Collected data
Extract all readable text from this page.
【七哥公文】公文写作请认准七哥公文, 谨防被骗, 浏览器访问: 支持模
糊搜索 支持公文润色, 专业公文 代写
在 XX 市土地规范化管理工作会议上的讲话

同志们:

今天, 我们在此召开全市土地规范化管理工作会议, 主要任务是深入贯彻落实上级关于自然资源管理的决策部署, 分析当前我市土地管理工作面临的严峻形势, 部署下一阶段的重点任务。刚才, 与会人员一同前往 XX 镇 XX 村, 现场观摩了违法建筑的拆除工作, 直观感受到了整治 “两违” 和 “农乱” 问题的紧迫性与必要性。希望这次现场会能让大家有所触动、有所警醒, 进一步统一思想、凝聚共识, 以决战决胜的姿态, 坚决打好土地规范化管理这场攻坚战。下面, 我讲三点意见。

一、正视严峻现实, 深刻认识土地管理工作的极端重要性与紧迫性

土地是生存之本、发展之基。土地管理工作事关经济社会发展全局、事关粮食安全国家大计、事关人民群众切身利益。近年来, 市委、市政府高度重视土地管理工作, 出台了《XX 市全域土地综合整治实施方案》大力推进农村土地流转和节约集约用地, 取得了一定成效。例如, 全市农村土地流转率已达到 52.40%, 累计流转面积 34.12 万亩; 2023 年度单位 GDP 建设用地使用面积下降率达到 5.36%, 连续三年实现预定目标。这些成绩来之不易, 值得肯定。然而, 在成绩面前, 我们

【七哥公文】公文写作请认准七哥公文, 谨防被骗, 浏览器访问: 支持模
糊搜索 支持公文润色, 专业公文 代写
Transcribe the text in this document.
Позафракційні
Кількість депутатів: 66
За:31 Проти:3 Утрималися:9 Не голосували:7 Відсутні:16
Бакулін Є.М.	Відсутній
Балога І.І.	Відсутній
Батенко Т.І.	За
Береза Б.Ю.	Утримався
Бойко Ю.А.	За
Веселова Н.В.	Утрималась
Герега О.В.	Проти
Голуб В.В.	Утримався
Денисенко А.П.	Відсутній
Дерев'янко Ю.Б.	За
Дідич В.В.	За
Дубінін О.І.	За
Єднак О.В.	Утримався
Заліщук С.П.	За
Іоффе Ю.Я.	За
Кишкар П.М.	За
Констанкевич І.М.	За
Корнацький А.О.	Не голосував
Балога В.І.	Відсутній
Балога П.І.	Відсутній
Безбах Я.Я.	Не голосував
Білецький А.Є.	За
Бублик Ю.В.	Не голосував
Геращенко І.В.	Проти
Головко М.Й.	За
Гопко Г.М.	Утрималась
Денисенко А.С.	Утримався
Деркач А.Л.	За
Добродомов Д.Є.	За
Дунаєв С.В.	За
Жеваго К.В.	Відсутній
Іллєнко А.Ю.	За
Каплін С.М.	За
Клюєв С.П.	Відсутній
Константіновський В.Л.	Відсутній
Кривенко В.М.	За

## AIM OF THE EXERCISE
All of the data above should be transcribed exactly.

## RESPONSE TO THIS EXERCISE
Extract all readable text from this page.
【七哥公文】公文写作请认准七哥公文, 谨防被骗, 浏览器访问: 支持模
糊搜索 支持公文润色, 专业公文 代写
在 XX 市土地规范化管理工作会议上的讲话

同志们:

今天, 我们在此召开全市土地规范化管理工作会议, 主要任务是深入贯彻落实上级关于自然资源管理的决策部署, 分析当前我市土地管理工作面临的严峻形势, 部署下一阶段的重点任务。刚才, 与会人员一同前往 XX 镇 XX 村, 现场观摩了违法建筑的拆除工作, 直观感受到了整治 “两违” 和 “农乱” 问题的紧迫性与必要性。希望这次现场会能让大家有所触动、有所警醒, 进一步统一思想、凝聚共识, 以决战决胜的姿态, 坚决打好土地规范化管理这场攻坚战。下面, 我讲三点意见。

一、正视严峻现实, 深刻认识土地管理工作的极端重要性与紧迫性

土地是生存之本、发展之基。土地管理工作事关经济社会发展全局、事关粮食安全国家大计、事关人民群众切身利益。近年来, 市委、市政府高度重视土地管理工作, 出台了《XX 市全域土地综合整治实施方案》大力推进农村土地流转和节约集约用地, 取得了一定成效。例如, 全市农村土地流转率已达到 52.40%, 累计流转面积 34.12 万亩; 2023 年度单位 GDP 建设用地使用面积下降率达到 5.36%, 连续三年实现预定目标。这些成绩来之不易, 值得肯定。然而, 在成绩面前, 我们

【七哥公文】公文写作请认准七哥公文, 谨防被骗, 浏览器访问: 支持模
糊搜索 支持公文润色, 专业公文 代写
Transcribe the text in this document.
Позафракційні
Кількість депутатів: 66
За:31 Проти:3 Утрималися:9 Не голосували:7 Відсутні:16
Бакулін Є.М.	Відсутній
Балога І.І.	Відсутній
Батенко Т.І.	За
Береза Б.Ю.	Утримався
Бойко Ю.А.	За
Веселова Н.В.	Утрималась
Герега О.В.	Проти
Голуб В.В.	Утримався
Денисенко А.П.	Відсутній
Дерев'янко Ю.Б.	За
Дідич В.В.	За
Дубінін О.І.	За
Єднак О.В.	Утримався
Заліщук С.П.	За
Іоффе Ю.Я.	За
Кишкар П.М.	За
Констанкевич І.М.	За
Корнацький А.О.	Не голосував
Балога В.І.	Відсутній
Балога П.І.	Відсутній
Безбах Я.Я.	Не голосував
Білецький А.Є.	За
Бублик Ю.В.	Не голосував
Геращенко І.В.	Проти
Головко М.Й.	За
Гопко Г.М.	Утрималась
Денисенко А.С.	Утримався
Деркач А.Л.	За
Добродомов Д.Є.	За
Дунаєв С.В.	За
Жеваго К.В.	Відсутній
Іллєнко А.Ю.	За
Каплін С.М.	За
Клюєв С.П.	Відсутній
Константіновський В.Л.	Відсутній
Кривенко В.М.	За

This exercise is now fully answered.